▸ **WHAT YOU SHOULD DO**
Copy out each line that includes the word "data".

▸ **PROVIDED ENTRIES**
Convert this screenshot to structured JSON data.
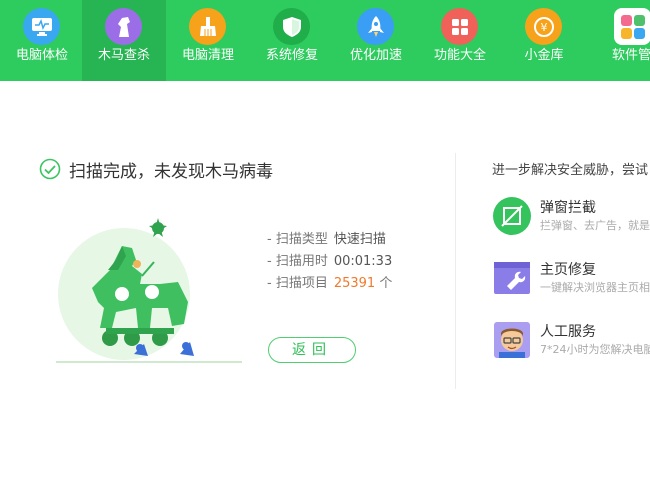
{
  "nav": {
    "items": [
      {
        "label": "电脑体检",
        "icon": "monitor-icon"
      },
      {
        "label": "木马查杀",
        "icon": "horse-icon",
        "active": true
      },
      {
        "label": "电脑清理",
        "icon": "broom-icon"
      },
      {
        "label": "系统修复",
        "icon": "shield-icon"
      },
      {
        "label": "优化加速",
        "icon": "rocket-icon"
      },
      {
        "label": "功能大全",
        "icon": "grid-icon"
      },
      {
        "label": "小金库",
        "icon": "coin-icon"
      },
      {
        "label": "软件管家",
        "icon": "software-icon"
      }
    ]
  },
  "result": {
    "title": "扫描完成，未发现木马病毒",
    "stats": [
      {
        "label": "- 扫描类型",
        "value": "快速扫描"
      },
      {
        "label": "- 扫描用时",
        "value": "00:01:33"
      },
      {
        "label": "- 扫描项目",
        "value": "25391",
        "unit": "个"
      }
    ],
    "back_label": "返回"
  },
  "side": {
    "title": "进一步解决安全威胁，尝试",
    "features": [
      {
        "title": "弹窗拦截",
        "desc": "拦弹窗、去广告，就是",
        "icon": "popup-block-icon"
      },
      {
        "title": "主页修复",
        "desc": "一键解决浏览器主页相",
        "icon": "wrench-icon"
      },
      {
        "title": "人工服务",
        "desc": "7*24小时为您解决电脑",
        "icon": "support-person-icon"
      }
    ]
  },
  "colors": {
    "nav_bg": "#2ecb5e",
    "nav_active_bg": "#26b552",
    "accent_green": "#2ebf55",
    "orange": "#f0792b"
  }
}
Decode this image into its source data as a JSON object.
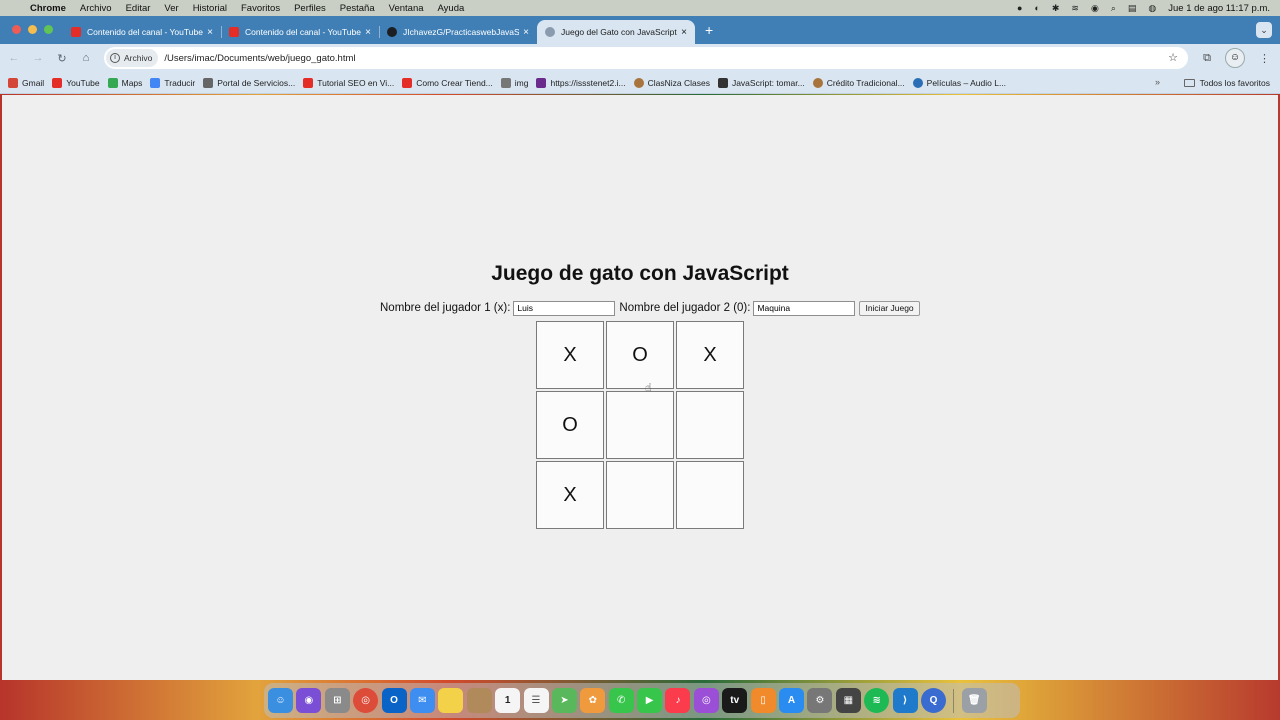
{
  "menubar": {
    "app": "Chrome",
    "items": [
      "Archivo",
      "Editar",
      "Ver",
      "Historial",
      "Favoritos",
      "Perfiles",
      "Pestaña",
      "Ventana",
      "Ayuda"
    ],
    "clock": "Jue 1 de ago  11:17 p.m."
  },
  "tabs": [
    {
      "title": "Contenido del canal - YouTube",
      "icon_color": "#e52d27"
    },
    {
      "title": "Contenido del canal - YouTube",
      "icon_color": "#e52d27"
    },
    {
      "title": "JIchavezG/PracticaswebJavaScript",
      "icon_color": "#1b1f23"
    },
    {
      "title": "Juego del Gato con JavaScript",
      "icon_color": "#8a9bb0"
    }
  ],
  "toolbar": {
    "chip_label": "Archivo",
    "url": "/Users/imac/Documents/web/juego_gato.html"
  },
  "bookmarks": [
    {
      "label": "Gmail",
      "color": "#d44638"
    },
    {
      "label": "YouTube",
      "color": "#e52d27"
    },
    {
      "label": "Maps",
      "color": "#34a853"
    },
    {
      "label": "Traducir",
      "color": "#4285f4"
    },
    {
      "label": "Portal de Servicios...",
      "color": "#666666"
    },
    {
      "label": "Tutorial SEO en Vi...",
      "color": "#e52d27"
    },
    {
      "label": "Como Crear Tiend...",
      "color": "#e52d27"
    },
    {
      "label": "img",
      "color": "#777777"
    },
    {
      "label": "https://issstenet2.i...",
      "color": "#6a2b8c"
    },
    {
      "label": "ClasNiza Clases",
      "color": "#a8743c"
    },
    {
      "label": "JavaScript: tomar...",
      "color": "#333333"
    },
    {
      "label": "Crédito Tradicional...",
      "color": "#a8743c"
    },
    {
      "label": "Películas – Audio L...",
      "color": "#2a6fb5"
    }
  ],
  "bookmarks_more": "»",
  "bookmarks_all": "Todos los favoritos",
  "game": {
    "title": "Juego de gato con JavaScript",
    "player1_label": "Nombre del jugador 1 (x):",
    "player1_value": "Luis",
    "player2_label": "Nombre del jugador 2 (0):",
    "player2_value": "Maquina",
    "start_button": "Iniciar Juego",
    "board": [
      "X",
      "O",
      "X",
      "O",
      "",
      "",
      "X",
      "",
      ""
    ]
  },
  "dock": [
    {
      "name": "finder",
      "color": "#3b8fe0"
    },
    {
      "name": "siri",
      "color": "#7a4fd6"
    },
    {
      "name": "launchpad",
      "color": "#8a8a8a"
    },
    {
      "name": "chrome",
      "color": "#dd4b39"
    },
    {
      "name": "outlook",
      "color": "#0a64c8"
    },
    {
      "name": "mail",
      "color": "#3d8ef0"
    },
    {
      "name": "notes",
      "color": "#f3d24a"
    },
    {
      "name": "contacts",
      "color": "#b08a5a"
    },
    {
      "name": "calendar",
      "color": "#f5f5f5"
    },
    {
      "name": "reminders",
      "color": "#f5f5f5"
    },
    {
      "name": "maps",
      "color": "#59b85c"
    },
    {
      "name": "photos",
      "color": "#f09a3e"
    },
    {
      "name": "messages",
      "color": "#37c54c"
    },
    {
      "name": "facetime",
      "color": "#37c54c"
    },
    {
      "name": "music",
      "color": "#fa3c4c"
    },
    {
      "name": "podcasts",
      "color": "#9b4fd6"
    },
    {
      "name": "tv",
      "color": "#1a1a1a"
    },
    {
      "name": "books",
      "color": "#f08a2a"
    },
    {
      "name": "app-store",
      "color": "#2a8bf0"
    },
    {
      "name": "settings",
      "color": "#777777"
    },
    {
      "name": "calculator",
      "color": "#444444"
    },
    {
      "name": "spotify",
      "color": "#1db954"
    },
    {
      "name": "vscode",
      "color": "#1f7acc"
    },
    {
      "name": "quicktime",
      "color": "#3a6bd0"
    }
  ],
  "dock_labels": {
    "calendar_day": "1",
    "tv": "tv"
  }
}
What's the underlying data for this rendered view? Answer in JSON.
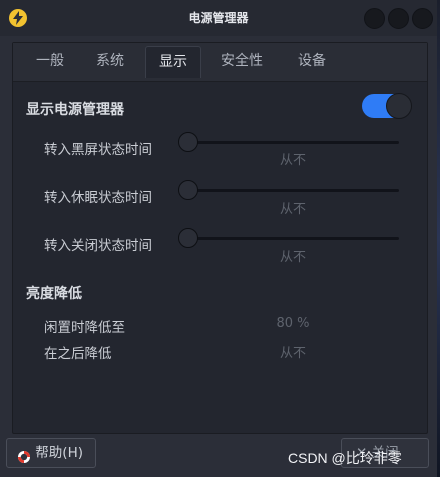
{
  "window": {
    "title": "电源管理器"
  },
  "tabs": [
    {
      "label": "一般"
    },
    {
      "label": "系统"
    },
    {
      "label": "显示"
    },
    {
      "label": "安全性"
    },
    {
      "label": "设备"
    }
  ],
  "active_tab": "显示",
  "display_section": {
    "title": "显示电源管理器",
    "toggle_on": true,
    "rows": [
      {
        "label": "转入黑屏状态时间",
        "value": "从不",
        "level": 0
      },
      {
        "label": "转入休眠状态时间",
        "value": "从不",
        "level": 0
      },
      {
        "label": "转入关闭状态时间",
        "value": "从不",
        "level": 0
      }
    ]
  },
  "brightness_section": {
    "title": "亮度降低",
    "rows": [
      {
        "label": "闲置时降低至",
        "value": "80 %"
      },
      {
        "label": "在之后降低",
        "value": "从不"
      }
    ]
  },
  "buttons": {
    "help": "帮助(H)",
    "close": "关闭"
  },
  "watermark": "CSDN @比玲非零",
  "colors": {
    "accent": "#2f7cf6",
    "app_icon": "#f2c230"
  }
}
---
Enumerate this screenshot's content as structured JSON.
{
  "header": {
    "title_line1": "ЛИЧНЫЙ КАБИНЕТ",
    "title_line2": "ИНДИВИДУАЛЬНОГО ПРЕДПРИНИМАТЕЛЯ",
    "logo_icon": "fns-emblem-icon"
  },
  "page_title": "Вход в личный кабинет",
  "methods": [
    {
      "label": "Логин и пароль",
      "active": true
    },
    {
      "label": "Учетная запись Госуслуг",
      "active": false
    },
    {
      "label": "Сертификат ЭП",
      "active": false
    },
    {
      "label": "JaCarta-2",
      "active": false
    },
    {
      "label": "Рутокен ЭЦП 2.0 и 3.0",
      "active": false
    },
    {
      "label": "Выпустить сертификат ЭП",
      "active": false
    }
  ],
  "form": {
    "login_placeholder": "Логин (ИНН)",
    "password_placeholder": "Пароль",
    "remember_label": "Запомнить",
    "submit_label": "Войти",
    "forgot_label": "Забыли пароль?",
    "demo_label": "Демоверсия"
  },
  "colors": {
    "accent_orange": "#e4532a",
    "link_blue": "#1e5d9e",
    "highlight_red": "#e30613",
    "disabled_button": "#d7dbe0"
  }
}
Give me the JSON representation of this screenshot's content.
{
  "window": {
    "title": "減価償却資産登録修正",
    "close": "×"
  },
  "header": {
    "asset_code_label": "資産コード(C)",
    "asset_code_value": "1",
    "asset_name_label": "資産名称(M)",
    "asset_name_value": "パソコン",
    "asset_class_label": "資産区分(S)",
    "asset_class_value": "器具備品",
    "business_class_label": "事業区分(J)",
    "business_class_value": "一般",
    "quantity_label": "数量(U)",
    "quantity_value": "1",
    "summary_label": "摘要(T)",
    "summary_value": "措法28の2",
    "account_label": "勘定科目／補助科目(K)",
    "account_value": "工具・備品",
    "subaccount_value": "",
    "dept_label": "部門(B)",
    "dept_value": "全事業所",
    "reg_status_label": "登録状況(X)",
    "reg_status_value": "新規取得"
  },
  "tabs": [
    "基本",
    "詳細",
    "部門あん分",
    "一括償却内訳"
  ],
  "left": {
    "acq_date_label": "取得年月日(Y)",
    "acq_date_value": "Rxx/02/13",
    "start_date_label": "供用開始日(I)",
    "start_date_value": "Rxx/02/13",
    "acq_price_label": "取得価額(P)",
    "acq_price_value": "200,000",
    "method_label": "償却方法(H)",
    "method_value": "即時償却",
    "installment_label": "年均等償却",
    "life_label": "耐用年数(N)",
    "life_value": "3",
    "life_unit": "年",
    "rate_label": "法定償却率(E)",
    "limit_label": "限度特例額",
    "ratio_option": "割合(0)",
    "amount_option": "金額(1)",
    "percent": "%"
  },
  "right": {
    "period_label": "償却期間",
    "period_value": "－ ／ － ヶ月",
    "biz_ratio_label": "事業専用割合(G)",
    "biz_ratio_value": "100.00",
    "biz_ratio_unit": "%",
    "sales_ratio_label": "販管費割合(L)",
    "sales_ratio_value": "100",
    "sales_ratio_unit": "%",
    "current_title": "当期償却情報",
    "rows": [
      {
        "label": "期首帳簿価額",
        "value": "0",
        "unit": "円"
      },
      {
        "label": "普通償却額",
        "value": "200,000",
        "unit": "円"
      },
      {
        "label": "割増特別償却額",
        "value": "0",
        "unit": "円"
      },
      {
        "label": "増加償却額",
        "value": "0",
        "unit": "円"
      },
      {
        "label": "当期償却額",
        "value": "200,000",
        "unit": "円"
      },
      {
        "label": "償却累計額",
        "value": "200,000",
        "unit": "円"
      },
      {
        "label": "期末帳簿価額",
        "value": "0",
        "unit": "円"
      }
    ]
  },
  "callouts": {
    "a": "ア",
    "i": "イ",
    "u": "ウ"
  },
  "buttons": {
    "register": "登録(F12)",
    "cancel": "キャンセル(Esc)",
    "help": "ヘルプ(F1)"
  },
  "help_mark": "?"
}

▸ **RESULT**
Convert this screenshot to structured JSON data.
Decode this image into its source data as a JSON object.
What's the underlying data for this rendered view? Answer in JSON.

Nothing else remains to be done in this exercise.